# [EXERCISE DIRECTIONS]
Find every line in the records that holds the string "name". Copy each one.

---------- DATA FOR THIS EXERCISE

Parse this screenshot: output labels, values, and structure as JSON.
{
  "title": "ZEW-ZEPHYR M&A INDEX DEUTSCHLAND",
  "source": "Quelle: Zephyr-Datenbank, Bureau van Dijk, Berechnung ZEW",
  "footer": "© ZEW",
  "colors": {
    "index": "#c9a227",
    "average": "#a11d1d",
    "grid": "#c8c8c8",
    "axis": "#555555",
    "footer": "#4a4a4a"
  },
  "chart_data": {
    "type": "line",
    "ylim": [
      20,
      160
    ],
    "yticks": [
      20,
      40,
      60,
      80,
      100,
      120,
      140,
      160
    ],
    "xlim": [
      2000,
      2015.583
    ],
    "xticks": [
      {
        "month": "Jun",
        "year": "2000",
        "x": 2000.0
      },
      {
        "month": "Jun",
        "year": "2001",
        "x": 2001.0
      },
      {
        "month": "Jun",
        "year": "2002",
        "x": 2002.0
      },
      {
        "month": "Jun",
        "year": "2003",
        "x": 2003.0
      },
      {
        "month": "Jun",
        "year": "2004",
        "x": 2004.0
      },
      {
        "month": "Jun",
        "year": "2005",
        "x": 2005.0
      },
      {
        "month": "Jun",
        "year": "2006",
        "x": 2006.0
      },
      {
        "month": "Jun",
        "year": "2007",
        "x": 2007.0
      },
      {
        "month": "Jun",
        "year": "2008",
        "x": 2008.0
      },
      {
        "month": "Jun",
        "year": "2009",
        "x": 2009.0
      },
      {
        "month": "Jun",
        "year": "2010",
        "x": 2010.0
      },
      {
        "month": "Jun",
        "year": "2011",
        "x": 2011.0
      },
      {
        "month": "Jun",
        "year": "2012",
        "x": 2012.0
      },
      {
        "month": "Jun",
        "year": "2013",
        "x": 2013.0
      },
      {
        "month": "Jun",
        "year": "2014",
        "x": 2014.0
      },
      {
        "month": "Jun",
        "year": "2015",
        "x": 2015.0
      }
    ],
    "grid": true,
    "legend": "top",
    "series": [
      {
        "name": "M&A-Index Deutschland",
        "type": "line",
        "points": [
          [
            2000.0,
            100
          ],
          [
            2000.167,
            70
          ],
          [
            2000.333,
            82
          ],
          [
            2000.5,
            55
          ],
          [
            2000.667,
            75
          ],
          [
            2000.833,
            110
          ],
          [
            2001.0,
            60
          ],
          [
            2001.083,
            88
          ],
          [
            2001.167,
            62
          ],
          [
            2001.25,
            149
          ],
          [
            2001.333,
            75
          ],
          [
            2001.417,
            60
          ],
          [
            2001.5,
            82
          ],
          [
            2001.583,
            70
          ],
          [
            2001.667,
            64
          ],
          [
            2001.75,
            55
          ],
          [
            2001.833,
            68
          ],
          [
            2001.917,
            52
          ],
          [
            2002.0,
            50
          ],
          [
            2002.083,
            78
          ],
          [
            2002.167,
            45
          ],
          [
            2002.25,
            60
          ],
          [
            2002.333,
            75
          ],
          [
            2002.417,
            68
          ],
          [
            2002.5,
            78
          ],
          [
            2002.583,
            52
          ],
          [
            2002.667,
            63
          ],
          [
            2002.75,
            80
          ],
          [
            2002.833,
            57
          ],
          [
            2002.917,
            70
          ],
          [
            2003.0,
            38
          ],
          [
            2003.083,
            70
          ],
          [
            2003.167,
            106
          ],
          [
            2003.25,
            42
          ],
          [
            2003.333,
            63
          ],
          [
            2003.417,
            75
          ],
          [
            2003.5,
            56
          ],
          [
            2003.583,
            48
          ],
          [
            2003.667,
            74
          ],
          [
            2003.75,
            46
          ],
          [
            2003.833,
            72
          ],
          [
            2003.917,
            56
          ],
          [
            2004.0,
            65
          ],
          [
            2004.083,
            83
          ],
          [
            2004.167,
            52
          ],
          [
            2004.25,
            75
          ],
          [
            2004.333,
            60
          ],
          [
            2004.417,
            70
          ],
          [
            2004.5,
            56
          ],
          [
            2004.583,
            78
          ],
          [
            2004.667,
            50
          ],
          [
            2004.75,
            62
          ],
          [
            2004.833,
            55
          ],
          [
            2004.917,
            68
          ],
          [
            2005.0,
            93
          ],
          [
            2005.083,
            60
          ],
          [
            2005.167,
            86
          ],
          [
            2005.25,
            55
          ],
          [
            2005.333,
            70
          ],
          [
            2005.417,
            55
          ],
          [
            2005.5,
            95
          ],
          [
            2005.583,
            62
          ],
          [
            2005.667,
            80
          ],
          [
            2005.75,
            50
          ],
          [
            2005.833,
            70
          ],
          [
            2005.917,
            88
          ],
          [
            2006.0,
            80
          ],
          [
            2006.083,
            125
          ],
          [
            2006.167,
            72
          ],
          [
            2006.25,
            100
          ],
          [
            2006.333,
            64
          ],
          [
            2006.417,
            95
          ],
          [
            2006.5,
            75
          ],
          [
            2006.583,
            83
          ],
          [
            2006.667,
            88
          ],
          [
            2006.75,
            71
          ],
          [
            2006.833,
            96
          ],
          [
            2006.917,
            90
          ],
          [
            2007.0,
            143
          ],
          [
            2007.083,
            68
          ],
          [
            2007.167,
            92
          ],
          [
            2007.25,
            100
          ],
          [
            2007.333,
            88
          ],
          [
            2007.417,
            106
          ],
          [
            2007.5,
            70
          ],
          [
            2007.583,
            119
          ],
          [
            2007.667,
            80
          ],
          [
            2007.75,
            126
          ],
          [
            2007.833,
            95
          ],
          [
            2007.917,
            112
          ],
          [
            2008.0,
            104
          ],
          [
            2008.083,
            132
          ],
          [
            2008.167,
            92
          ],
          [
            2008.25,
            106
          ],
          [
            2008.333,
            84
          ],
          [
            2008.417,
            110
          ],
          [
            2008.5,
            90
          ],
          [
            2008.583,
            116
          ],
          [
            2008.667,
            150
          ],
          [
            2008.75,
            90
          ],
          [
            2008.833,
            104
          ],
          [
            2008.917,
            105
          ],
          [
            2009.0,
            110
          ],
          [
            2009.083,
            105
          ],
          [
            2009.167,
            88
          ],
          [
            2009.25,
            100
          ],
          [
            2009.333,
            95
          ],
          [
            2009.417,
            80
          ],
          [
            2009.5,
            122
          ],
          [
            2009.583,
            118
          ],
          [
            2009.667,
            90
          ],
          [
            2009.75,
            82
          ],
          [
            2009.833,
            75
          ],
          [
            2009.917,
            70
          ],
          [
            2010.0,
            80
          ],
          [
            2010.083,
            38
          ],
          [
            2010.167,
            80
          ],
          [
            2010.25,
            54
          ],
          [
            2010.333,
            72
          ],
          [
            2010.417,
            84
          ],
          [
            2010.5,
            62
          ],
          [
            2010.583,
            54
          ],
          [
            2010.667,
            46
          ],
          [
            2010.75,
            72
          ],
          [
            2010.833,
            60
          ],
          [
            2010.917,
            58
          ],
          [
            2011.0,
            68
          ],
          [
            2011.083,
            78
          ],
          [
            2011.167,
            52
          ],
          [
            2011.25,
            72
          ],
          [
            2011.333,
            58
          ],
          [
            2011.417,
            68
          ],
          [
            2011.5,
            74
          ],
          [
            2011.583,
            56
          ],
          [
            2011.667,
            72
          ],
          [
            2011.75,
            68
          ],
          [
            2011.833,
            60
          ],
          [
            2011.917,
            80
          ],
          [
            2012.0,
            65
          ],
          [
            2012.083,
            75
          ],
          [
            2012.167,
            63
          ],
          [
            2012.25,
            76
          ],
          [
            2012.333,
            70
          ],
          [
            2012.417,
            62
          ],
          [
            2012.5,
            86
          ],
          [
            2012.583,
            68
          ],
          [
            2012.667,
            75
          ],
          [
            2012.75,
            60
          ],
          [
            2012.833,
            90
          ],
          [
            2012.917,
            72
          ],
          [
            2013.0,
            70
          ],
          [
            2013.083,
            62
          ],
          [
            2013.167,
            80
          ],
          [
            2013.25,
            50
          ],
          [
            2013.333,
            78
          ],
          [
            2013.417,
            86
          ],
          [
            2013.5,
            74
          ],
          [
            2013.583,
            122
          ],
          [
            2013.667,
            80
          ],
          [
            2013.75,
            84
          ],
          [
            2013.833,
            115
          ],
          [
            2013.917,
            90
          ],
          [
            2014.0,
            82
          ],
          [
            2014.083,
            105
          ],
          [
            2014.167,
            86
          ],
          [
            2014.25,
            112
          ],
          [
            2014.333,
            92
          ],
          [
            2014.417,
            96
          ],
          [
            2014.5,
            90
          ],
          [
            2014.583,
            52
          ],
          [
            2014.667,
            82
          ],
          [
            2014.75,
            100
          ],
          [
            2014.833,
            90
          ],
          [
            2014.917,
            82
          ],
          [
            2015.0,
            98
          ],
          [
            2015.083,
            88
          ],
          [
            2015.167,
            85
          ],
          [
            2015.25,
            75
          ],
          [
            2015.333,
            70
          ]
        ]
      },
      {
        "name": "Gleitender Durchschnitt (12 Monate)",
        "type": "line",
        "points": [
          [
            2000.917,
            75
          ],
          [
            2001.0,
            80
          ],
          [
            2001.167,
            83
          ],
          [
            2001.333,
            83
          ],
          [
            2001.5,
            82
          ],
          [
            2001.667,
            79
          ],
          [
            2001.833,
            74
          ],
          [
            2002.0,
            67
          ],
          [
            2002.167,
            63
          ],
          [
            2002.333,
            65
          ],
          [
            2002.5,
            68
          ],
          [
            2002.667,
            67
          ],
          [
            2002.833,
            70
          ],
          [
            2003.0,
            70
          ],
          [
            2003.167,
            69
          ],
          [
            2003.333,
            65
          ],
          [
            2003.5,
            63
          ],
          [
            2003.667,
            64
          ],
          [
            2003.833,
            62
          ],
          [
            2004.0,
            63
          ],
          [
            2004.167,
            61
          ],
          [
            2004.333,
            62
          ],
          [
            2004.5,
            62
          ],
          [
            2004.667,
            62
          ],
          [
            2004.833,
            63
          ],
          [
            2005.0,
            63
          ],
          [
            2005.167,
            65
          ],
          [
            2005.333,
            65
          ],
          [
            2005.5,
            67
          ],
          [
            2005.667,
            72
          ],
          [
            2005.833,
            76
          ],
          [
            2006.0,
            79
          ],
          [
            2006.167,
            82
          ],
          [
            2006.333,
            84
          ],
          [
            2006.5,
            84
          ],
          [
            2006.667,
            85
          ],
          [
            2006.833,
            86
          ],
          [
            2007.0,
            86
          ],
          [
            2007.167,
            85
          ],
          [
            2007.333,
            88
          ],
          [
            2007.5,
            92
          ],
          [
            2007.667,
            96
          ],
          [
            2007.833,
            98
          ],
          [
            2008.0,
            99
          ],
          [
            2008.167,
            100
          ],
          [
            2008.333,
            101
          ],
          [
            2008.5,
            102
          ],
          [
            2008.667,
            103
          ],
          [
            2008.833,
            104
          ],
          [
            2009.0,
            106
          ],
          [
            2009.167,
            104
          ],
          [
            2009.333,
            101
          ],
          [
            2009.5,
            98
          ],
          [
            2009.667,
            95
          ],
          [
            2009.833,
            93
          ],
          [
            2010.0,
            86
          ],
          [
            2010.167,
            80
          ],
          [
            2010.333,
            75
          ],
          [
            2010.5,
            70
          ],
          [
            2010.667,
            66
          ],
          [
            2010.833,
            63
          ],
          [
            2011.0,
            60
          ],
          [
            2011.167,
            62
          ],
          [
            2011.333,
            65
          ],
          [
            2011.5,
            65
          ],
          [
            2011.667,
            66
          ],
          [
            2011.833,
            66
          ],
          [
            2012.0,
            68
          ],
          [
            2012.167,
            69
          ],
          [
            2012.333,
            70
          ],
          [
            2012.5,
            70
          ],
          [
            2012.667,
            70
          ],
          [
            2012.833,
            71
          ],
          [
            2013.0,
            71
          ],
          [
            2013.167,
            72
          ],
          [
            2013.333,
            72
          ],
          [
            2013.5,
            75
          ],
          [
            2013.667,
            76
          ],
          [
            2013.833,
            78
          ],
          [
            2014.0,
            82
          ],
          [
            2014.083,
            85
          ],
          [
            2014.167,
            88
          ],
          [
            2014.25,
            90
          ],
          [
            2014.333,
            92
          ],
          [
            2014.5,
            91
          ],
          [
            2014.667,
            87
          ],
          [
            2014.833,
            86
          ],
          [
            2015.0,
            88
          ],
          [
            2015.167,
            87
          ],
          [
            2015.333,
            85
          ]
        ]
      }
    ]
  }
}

--------------------

# [SOLUTION TO THIS PROBLEM]
        "name": "M&A-Index Deutschland",
        "name": "Gleitender Durchschnitt (12 Monate)",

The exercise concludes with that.